Copy the lines that follow, keeping every character the same.
#### Entries provided ####
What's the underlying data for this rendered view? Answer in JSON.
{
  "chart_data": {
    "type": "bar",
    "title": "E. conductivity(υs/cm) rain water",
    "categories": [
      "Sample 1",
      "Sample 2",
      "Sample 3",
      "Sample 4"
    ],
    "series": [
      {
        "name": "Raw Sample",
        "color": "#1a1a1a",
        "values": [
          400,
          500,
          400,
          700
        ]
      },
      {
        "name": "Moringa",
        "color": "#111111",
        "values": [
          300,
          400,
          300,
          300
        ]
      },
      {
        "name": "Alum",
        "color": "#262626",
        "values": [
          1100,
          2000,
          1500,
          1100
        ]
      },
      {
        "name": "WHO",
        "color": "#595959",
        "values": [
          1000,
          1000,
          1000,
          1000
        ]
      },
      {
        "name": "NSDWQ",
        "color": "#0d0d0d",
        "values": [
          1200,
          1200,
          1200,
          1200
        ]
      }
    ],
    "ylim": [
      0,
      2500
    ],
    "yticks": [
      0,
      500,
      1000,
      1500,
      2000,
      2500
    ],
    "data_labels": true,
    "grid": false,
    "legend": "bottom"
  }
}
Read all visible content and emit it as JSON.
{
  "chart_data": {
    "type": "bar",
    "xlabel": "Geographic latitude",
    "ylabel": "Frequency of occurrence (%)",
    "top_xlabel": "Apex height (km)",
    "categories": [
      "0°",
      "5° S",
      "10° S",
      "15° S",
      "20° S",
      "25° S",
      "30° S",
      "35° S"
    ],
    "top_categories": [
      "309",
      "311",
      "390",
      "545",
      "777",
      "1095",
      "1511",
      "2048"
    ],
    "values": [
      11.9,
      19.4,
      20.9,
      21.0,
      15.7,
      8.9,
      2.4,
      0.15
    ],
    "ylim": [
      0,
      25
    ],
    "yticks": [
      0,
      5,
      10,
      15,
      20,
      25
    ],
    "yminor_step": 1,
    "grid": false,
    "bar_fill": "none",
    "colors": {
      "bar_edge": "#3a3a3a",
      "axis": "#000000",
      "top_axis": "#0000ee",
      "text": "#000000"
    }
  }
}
####
— Exercise solution —
What's the underlying data for this rendered view? Answer in JSON.
{
  "chart_data": {
    "type": "bar",
    "title": "E. conductivity(υs/cm) rain water",
    "categories": [
      "Sample 1",
      "Sample 2",
      "Sample 3",
      "Sample 4"
    ],
    "series": [
      {
        "name": "Raw Sample",
        "color": "#1a1a1a",
        "values": [
          400,
          500,
          400,
          700
        ]
      },
      {
        "name": "Moringa",
        "color": "#111111",
        "values": [
          300,
          400,
          300,
          300
        ]
      },
      {
        "name": "Alum",
        "color": "#262626",
        "values": [
          1100,
          2000,
          1500,
          1100
        ]
      },
      {
        "name": "WHO",
        "color": "#595959",
        "values": [
          1000,
          1000,
          1000,
          1000
        ]
      },
      {
        "name": "NSDWQ",
        "color": "#0d0d0d",
        "values": [
          1200,
          1200,
          1200,
          1200
        ]
      }
    ],
    "ylim": [
      0,
      2500
    ],
    "yticks": [
      0,
      500,
      1000,
      1500,
      2000,
      2500
    ],
    "data_labels": true,
    "grid": false,
    "legend": "bottom"
  }
}
Read all visible content and emit it as JSON.
{
  "chart_data": {
    "type": "bar",
    "xlabel": "Geographic latitude",
    "ylabel": "Frequency of occurrence (%)",
    "top_xlabel": "Apex height (km)",
    "categories": [
      "0°",
      "5° S",
      "10° S",
      "15° S",
      "20° S",
      "25° S",
      "30° S",
      "35° S"
    ],
    "top_categories": [
      "309",
      "311",
      "390",
      "545",
      "777",
      "1095",
      "1511",
      "2048"
    ],
    "values": [
      11.9,
      19.4,
      20.9,
      21.0,
      15.7,
      8.9,
      2.4,
      0.15
    ],
    "ylim": [
      0,
      25
    ],
    "yticks": [
      0,
      5,
      10,
      15,
      20,
      25
    ],
    "yminor_step": 1,
    "grid": false,
    "bar_fill": "none",
    "colors": {
      "bar_edge": "#3a3a3a",
      "axis": "#000000",
      "top_axis": "#0000ee",
      "text": "#000000"
    }
  }
}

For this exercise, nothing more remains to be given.